Collected data entries:
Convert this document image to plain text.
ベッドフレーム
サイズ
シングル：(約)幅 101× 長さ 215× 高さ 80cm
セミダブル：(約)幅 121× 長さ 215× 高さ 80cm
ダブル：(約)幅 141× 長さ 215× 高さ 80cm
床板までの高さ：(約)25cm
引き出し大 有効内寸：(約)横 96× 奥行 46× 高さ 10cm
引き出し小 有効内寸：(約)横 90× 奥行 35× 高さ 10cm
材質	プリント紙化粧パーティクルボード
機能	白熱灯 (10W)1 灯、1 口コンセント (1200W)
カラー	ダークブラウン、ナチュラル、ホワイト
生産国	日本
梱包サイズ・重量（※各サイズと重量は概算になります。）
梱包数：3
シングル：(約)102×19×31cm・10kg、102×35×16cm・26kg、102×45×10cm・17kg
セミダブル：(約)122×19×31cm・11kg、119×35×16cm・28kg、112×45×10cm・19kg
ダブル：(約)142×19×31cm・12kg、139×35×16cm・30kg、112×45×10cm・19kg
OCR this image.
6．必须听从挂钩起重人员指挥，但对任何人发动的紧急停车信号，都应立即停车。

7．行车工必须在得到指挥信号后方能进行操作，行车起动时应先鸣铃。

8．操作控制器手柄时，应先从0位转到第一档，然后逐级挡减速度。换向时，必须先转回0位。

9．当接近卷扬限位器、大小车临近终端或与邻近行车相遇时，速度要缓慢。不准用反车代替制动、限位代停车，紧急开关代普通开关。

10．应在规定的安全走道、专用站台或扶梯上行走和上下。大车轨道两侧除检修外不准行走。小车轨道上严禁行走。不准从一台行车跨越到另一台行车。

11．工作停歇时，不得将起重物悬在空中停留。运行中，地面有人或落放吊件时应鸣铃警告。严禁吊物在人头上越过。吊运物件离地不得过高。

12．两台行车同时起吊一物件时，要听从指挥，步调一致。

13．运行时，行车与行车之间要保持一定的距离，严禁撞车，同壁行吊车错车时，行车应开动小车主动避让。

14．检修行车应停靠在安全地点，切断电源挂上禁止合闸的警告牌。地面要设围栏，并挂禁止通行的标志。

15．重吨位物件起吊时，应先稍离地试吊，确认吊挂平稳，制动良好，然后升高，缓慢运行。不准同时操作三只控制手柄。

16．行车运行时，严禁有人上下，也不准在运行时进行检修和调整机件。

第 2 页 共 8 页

* _THE EXERCISE_: Reproduce each line from the records that contains the word "シングル".

* _EXERCISE OUTPUT_:
シングル：(約)幅 101× 長さ 215× 高さ 80cm
シングル：(約)102×19×31cm・10kg、102×35×16cm・26kg、102×45×10cm・17kg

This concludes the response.